• [Records from a data collection]:
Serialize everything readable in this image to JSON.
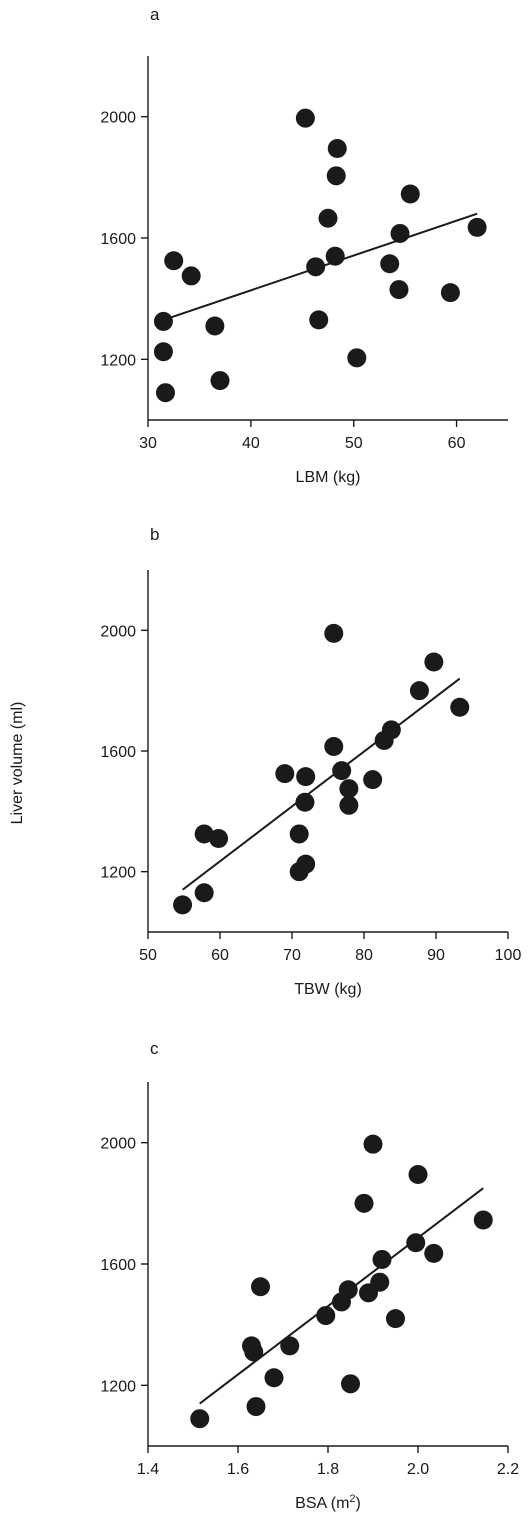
{
  "figure": {
    "shared_ylabel": "Liver volume (ml)"
  },
  "chart_data": [
    {
      "type": "scatter",
      "panel": "a",
      "xlabel": "LBM (kg)",
      "ylabel": "",
      "xlim": [
        30,
        65
      ],
      "ylim": [
        1000,
        2200
      ],
      "xticks": [
        30,
        40,
        50,
        60
      ],
      "xtick_labels": [
        "30",
        "40",
        "50",
        "60"
      ],
      "yticks": [
        1200,
        1600,
        2000
      ],
      "ytick_labels": [
        "1200",
        "1600",
        "2000"
      ],
      "points": [
        {
          "x": 31.5,
          "y": 1325
        },
        {
          "x": 32.5,
          "y": 1525
        },
        {
          "x": 34.2,
          "y": 1475
        },
        {
          "x": 31.5,
          "y": 1225
        },
        {
          "x": 31.7,
          "y": 1090
        },
        {
          "x": 36.5,
          "y": 1310
        },
        {
          "x": 37.0,
          "y": 1130
        },
        {
          "x": 45.3,
          "y": 1995
        },
        {
          "x": 48.4,
          "y": 1895
        },
        {
          "x": 48.3,
          "y": 1805
        },
        {
          "x": 47.5,
          "y": 1665
        },
        {
          "x": 48.2,
          "y": 1540
        },
        {
          "x": 46.3,
          "y": 1505
        },
        {
          "x": 46.6,
          "y": 1330
        },
        {
          "x": 50.3,
          "y": 1205
        },
        {
          "x": 53.5,
          "y": 1515
        },
        {
          "x": 54.5,
          "y": 1615
        },
        {
          "x": 54.4,
          "y": 1430
        },
        {
          "x": 55.5,
          "y": 1745
        },
        {
          "x": 59.4,
          "y": 1420
        },
        {
          "x": 62.0,
          "y": 1635
        }
      ],
      "regression": {
        "x": [
          31.5,
          62.0
        ],
        "y": [
          1330,
          1680
        ]
      }
    },
    {
      "type": "scatter",
      "panel": "b",
      "xlabel": "TBW (kg)",
      "ylabel": "",
      "xlim": [
        50,
        100
      ],
      "ylim": [
        1000,
        2200
      ],
      "xticks": [
        50,
        60,
        70,
        80,
        90,
        100
      ],
      "xtick_labels": [
        "50",
        "60",
        "70",
        "80",
        "90",
        "100"
      ],
      "yticks": [
        1200,
        1600,
        2000
      ],
      "ytick_labels": [
        "1200",
        "1600",
        "2000"
      ],
      "points": [
        {
          "x": 54.8,
          "y": 1090
        },
        {
          "x": 57.8,
          "y": 1130
        },
        {
          "x": 57.8,
          "y": 1325
        },
        {
          "x": 59.8,
          "y": 1310
        },
        {
          "x": 69.0,
          "y": 1525
        },
        {
          "x": 71.9,
          "y": 1515
        },
        {
          "x": 71.8,
          "y": 1430
        },
        {
          "x": 71.0,
          "y": 1325
        },
        {
          "x": 71.0,
          "y": 1200
        },
        {
          "x": 71.9,
          "y": 1225
        },
        {
          "x": 75.8,
          "y": 1990
        },
        {
          "x": 75.8,
          "y": 1615
        },
        {
          "x": 76.9,
          "y": 1535
        },
        {
          "x": 77.9,
          "y": 1475
        },
        {
          "x": 77.9,
          "y": 1420
        },
        {
          "x": 81.2,
          "y": 1505
        },
        {
          "x": 82.8,
          "y": 1635
        },
        {
          "x": 83.8,
          "y": 1670
        },
        {
          "x": 87.7,
          "y": 1800
        },
        {
          "x": 89.7,
          "y": 1895
        },
        {
          "x": 93.3,
          "y": 1745
        }
      ],
      "regression": {
        "x": [
          54.8,
          93.3
        ],
        "y": [
          1140,
          1840
        ]
      }
    },
    {
      "type": "scatter",
      "panel": "c",
      "xlabel": "BSA (m",
      "xlabel_superscript": "2",
      "xlabel_suffix": ")",
      "ylabel": "",
      "xlim": [
        1.4,
        2.2
      ],
      "ylim": [
        1000,
        2200
      ],
      "xticks": [
        1.4,
        1.6,
        1.8,
        2.0,
        2.2
      ],
      "xtick_labels": [
        "1.4",
        "1.6",
        "1.8",
        "2.0",
        "2.2"
      ],
      "yticks": [
        1200,
        1600,
        2000
      ],
      "ytick_labels": [
        "1200",
        "1600",
        "2000"
      ],
      "points": [
        {
          "x": 1.515,
          "y": 1090
        },
        {
          "x": 1.63,
          "y": 1330
        },
        {
          "x": 1.635,
          "y": 1310
        },
        {
          "x": 1.64,
          "y": 1130
        },
        {
          "x": 1.65,
          "y": 1525
        },
        {
          "x": 1.68,
          "y": 1225
        },
        {
          "x": 1.715,
          "y": 1330
        },
        {
          "x": 1.795,
          "y": 1430
        },
        {
          "x": 1.83,
          "y": 1475
        },
        {
          "x": 1.845,
          "y": 1515
        },
        {
          "x": 1.85,
          "y": 1205
        },
        {
          "x": 1.88,
          "y": 1800
        },
        {
          "x": 1.89,
          "y": 1505
        },
        {
          "x": 1.9,
          "y": 1995
        },
        {
          "x": 1.915,
          "y": 1540
        },
        {
          "x": 1.92,
          "y": 1615
        },
        {
          "x": 1.95,
          "y": 1420
        },
        {
          "x": 1.995,
          "y": 1670
        },
        {
          "x": 2.0,
          "y": 1895
        },
        {
          "x": 2.035,
          "y": 1635
        },
        {
          "x": 2.145,
          "y": 1745
        }
      ],
      "regression": {
        "x": [
          1.515,
          2.145
        ],
        "y": [
          1140,
          1850
        ]
      }
    }
  ]
}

• [Work to do]: Apart from the pictures, the entries above are to be repeated in full and exactly.

• [Result of the task]:
Serialize everything readable in this image to JSON.
{
  "figure": {
    "shared_ylabel": "Liver volume (ml)"
  },
  "chart_data": [
    {
      "type": "scatter",
      "panel": "a",
      "xlabel": "LBM (kg)",
      "ylabel": "",
      "xlim": [
        30,
        65
      ],
      "ylim": [
        1000,
        2200
      ],
      "xticks": [
        30,
        40,
        50,
        60
      ],
      "xtick_labels": [
        "30",
        "40",
        "50",
        "60"
      ],
      "yticks": [
        1200,
        1600,
        2000
      ],
      "ytick_labels": [
        "1200",
        "1600",
        "2000"
      ],
      "points": [
        {
          "x": 31.5,
          "y": 1325
        },
        {
          "x": 32.5,
          "y": 1525
        },
        {
          "x": 34.2,
          "y": 1475
        },
        {
          "x": 31.5,
          "y": 1225
        },
        {
          "x": 31.7,
          "y": 1090
        },
        {
          "x": 36.5,
          "y": 1310
        },
        {
          "x": 37.0,
          "y": 1130
        },
        {
          "x": 45.3,
          "y": 1995
        },
        {
          "x": 48.4,
          "y": 1895
        },
        {
          "x": 48.3,
          "y": 1805
        },
        {
          "x": 47.5,
          "y": 1665
        },
        {
          "x": 48.2,
          "y": 1540
        },
        {
          "x": 46.3,
          "y": 1505
        },
        {
          "x": 46.6,
          "y": 1330
        },
        {
          "x": 50.3,
          "y": 1205
        },
        {
          "x": 53.5,
          "y": 1515
        },
        {
          "x": 54.5,
          "y": 1615
        },
        {
          "x": 54.4,
          "y": 1430
        },
        {
          "x": 55.5,
          "y": 1745
        },
        {
          "x": 59.4,
          "y": 1420
        },
        {
          "x": 62.0,
          "y": 1635
        }
      ],
      "regression": {
        "x": [
          31.5,
          62.0
        ],
        "y": [
          1330,
          1680
        ]
      }
    },
    {
      "type": "scatter",
      "panel": "b",
      "xlabel": "TBW (kg)",
      "ylabel": "",
      "xlim": [
        50,
        100
      ],
      "ylim": [
        1000,
        2200
      ],
      "xticks": [
        50,
        60,
        70,
        80,
        90,
        100
      ],
      "xtick_labels": [
        "50",
        "60",
        "70",
        "80",
        "90",
        "100"
      ],
      "yticks": [
        1200,
        1600,
        2000
      ],
      "ytick_labels": [
        "1200",
        "1600",
        "2000"
      ],
      "points": [
        {
          "x": 54.8,
          "y": 1090
        },
        {
          "x": 57.8,
          "y": 1130
        },
        {
          "x": 57.8,
          "y": 1325
        },
        {
          "x": 59.8,
          "y": 1310
        },
        {
          "x": 69.0,
          "y": 1525
        },
        {
          "x": 71.9,
          "y": 1515
        },
        {
          "x": 71.8,
          "y": 1430
        },
        {
          "x": 71.0,
          "y": 1325
        },
        {
          "x": 71.0,
          "y": 1200
        },
        {
          "x": 71.9,
          "y": 1225
        },
        {
          "x": 75.8,
          "y": 1990
        },
        {
          "x": 75.8,
          "y": 1615
        },
        {
          "x": 76.9,
          "y": 1535
        },
        {
          "x": 77.9,
          "y": 1475
        },
        {
          "x": 77.9,
          "y": 1420
        },
        {
          "x": 81.2,
          "y": 1505
        },
        {
          "x": 82.8,
          "y": 1635
        },
        {
          "x": 83.8,
          "y": 1670
        },
        {
          "x": 87.7,
          "y": 1800
        },
        {
          "x": 89.7,
          "y": 1895
        },
        {
          "x": 93.3,
          "y": 1745
        }
      ],
      "regression": {
        "x": [
          54.8,
          93.3
        ],
        "y": [
          1140,
          1840
        ]
      }
    },
    {
      "type": "scatter",
      "panel": "c",
      "xlabel": "BSA (m",
      "xlabel_superscript": "2",
      "xlabel_suffix": ")",
      "ylabel": "",
      "xlim": [
        1.4,
        2.2
      ],
      "ylim": [
        1000,
        2200
      ],
      "xticks": [
        1.4,
        1.6,
        1.8,
        2.0,
        2.2
      ],
      "xtick_labels": [
        "1.4",
        "1.6",
        "1.8",
        "2.0",
        "2.2"
      ],
      "yticks": [
        1200,
        1600,
        2000
      ],
      "ytick_labels": [
        "1200",
        "1600",
        "2000"
      ],
      "points": [
        {
          "x": 1.515,
          "y": 1090
        },
        {
          "x": 1.63,
          "y": 1330
        },
        {
          "x": 1.635,
          "y": 1310
        },
        {
          "x": 1.64,
          "y": 1130
        },
        {
          "x": 1.65,
          "y": 1525
        },
        {
          "x": 1.68,
          "y": 1225
        },
        {
          "x": 1.715,
          "y": 1330
        },
        {
          "x": 1.795,
          "y": 1430
        },
        {
          "x": 1.83,
          "y": 1475
        },
        {
          "x": 1.845,
          "y": 1515
        },
        {
          "x": 1.85,
          "y": 1205
        },
        {
          "x": 1.88,
          "y": 1800
        },
        {
          "x": 1.89,
          "y": 1505
        },
        {
          "x": 1.9,
          "y": 1995
        },
        {
          "x": 1.915,
          "y": 1540
        },
        {
          "x": 1.92,
          "y": 1615
        },
        {
          "x": 1.95,
          "y": 1420
        },
        {
          "x": 1.995,
          "y": 1670
        },
        {
          "x": 2.0,
          "y": 1895
        },
        {
          "x": 2.035,
          "y": 1635
        },
        {
          "x": 2.145,
          "y": 1745
        }
      ],
      "regression": {
        "x": [
          1.515,
          2.145
        ],
        "y": [
          1140,
          1850
        ]
      }
    }
  ]
}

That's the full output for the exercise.